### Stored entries
+ + + +

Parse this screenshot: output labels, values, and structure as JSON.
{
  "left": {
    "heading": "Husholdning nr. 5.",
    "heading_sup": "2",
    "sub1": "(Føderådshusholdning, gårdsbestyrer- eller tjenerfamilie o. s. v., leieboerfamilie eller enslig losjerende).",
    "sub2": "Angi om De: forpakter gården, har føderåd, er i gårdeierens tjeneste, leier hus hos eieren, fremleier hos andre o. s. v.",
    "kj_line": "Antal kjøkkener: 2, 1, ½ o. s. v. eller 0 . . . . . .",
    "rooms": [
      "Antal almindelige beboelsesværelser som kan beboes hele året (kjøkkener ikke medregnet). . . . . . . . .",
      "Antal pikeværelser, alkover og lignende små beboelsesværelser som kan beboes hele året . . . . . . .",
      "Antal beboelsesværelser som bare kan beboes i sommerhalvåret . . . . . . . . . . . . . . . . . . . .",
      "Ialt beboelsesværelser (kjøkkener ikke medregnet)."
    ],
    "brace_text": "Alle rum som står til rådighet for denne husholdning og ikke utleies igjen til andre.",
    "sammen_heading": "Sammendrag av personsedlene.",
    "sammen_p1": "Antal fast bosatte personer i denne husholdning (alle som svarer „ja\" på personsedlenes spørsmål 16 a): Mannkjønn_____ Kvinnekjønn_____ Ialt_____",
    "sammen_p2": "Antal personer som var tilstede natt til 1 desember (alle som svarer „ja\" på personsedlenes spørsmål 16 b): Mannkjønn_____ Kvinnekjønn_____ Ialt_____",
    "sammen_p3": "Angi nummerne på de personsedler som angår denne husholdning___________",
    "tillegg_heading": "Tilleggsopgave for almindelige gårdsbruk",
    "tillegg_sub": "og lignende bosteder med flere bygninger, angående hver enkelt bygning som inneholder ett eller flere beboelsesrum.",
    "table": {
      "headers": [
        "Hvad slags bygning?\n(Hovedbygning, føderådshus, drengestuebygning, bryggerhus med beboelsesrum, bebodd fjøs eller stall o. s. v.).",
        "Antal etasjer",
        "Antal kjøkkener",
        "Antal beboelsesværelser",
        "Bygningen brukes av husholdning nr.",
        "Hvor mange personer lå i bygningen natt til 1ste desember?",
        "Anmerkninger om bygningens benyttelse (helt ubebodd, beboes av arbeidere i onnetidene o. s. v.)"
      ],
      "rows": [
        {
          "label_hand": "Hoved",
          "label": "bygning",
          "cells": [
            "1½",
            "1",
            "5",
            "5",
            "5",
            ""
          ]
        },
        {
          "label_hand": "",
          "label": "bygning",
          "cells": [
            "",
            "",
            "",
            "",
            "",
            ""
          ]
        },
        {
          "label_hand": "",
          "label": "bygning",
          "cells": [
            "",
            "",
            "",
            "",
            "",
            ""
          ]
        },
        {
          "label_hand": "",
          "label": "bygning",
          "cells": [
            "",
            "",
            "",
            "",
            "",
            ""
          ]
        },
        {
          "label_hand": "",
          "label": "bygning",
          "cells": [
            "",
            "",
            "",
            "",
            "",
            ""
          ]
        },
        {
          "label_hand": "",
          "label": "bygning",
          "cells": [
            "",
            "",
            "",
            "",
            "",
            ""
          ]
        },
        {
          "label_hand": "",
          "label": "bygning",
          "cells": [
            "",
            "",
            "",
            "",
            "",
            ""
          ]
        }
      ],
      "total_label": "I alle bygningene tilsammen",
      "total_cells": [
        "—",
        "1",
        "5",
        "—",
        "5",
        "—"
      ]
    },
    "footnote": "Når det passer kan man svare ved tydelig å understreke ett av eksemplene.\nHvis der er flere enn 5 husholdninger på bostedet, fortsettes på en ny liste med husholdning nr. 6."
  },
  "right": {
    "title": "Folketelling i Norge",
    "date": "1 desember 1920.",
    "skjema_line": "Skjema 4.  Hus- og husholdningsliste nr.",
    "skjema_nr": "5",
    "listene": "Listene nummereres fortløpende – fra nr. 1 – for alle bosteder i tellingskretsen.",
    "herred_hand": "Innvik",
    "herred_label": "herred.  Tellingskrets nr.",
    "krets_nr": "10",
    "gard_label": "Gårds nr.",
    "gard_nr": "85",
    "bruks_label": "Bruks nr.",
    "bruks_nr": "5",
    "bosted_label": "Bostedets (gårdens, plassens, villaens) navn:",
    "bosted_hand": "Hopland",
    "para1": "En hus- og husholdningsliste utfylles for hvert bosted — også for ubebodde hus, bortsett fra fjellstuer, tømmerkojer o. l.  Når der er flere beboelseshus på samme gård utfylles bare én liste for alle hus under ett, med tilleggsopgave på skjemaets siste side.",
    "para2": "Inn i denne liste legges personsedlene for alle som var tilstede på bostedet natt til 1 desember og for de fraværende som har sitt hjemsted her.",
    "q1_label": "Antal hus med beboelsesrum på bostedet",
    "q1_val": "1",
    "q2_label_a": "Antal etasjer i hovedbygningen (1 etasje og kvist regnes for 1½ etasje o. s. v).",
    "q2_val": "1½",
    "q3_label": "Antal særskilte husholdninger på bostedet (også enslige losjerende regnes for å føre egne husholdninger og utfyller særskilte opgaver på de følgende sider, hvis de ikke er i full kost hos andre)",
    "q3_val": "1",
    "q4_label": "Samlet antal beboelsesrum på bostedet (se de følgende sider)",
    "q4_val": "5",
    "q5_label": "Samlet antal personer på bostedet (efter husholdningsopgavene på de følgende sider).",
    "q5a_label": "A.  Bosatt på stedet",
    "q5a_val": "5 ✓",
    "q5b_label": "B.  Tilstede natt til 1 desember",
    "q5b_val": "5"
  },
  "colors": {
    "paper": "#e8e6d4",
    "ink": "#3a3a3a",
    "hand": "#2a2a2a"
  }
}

+ + + +

### PROBLEM STATEMENT
Extract each line holding the string "beboes".

### RESPONSE
      "Antal almindelige beboelsesværelser som kan beboes hele året (kjøkkener ikke medregnet). . . . . . . . .",
      "Antal pikeværelser, alkover og lignende små beboelsesværelser som kan beboes hele året . . . . . . .",
      "Antal beboelsesværelser som bare kan beboes i sommerhalvåret . . . . . . . . . . . . . . . . . . . .",
        "Anmerkninger om bygningens benyttelse (helt ubebodd, beboes av arbeidere i onnetidene o. s. v.)"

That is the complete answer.